Written instruction
Count the lines below that contain the word "القمح" and give only the number.

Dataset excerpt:
* * *
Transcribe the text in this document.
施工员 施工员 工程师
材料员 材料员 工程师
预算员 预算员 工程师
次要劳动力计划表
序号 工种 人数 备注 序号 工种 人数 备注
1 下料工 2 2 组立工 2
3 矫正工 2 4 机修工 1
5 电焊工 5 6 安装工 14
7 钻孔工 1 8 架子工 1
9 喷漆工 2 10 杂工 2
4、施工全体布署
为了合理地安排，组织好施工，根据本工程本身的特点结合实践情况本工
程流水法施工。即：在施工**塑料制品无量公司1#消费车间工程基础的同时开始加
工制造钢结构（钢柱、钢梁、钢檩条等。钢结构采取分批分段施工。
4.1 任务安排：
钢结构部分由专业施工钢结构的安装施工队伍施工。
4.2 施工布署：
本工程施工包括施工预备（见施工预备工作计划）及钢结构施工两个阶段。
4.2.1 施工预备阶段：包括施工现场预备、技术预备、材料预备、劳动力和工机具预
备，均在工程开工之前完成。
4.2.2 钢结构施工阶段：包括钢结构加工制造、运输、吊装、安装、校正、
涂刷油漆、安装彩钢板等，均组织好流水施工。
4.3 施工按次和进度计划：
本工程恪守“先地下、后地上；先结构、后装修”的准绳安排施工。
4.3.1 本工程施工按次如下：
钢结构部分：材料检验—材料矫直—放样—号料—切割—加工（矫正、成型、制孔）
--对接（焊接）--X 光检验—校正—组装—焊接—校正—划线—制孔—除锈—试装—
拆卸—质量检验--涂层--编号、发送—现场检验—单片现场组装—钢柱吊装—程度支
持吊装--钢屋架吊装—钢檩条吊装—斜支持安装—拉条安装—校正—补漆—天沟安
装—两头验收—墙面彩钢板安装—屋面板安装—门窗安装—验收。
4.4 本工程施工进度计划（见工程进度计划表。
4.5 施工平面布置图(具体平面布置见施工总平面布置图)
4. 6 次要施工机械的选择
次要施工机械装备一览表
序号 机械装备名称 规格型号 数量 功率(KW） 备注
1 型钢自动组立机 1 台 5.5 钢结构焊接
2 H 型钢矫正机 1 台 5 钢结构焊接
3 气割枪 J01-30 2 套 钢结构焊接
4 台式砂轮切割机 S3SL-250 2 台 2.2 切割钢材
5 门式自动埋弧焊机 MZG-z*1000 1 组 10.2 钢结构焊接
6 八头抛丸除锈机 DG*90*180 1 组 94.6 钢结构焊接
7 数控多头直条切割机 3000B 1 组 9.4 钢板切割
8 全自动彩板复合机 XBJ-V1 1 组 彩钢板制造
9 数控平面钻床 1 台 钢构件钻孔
* * *
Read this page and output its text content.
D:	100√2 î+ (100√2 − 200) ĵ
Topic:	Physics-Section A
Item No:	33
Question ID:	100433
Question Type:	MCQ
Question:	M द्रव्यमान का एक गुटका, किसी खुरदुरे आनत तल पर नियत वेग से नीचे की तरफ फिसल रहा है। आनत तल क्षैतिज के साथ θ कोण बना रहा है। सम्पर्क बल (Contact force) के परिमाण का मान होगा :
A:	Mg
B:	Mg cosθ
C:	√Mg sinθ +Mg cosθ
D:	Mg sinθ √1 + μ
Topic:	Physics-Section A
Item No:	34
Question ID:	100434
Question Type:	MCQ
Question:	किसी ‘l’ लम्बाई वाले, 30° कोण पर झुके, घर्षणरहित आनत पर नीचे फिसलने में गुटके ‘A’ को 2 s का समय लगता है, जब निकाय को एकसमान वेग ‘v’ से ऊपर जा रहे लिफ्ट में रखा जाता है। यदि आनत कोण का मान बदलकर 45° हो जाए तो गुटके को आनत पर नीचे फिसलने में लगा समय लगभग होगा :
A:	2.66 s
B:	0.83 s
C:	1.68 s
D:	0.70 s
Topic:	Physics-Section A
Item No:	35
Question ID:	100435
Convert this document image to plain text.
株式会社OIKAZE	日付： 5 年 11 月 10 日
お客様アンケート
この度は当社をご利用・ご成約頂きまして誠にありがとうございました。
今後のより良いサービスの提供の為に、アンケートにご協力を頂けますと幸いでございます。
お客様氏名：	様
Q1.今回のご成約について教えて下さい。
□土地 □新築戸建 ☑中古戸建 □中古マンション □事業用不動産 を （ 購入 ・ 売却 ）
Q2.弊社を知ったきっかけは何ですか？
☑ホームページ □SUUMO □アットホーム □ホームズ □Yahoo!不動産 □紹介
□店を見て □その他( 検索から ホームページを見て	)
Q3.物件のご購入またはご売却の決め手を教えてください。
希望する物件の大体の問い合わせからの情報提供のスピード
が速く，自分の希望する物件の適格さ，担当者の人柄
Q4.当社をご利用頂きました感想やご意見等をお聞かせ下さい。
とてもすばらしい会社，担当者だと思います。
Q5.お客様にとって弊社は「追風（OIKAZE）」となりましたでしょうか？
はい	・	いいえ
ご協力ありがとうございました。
* * *
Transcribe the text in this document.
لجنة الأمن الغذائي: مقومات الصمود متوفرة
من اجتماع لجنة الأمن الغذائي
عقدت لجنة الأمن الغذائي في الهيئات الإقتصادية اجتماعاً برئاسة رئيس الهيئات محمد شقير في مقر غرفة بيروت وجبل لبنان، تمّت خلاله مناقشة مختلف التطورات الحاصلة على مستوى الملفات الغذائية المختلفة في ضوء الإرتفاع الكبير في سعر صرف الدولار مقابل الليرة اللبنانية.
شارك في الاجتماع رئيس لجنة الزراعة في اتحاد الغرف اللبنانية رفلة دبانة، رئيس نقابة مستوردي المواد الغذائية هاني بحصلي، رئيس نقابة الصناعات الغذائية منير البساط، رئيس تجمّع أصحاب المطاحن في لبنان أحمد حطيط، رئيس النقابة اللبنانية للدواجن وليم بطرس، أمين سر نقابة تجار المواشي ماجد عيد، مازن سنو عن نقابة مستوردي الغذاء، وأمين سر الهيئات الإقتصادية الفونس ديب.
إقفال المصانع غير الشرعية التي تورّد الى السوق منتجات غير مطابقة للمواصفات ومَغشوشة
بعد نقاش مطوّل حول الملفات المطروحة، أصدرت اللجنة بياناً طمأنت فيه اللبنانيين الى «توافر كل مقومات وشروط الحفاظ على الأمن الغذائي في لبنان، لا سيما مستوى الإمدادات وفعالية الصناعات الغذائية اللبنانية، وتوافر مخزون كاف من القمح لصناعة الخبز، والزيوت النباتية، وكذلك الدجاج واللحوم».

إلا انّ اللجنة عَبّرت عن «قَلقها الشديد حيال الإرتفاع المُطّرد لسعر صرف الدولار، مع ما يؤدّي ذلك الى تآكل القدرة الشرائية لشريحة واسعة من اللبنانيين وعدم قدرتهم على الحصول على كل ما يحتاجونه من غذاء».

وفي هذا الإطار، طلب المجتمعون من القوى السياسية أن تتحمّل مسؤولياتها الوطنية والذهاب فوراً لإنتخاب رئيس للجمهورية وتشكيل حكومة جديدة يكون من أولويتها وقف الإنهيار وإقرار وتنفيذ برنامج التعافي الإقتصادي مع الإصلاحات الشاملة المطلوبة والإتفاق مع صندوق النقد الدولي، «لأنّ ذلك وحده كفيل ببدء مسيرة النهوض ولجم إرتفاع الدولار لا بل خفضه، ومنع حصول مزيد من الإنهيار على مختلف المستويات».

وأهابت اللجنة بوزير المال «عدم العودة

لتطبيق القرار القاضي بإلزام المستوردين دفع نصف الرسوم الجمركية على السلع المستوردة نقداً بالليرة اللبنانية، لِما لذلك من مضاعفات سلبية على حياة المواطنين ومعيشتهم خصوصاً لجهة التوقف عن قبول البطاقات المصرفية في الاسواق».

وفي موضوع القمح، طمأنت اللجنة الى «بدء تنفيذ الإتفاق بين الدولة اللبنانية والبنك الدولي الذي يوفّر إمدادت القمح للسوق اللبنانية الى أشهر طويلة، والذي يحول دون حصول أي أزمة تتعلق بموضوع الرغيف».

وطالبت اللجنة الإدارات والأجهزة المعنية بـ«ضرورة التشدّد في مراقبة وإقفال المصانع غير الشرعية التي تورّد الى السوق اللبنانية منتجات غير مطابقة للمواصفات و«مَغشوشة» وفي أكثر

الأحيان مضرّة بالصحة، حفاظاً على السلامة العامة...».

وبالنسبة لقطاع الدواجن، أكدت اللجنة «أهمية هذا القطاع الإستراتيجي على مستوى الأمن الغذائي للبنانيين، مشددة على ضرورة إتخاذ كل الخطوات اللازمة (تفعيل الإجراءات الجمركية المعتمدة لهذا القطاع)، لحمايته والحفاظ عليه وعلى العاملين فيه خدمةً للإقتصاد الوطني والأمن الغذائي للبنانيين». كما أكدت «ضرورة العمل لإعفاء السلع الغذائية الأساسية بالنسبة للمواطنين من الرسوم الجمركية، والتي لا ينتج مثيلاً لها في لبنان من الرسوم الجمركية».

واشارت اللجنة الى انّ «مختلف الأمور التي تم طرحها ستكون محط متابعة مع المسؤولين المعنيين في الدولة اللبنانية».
* * *
Full solution
2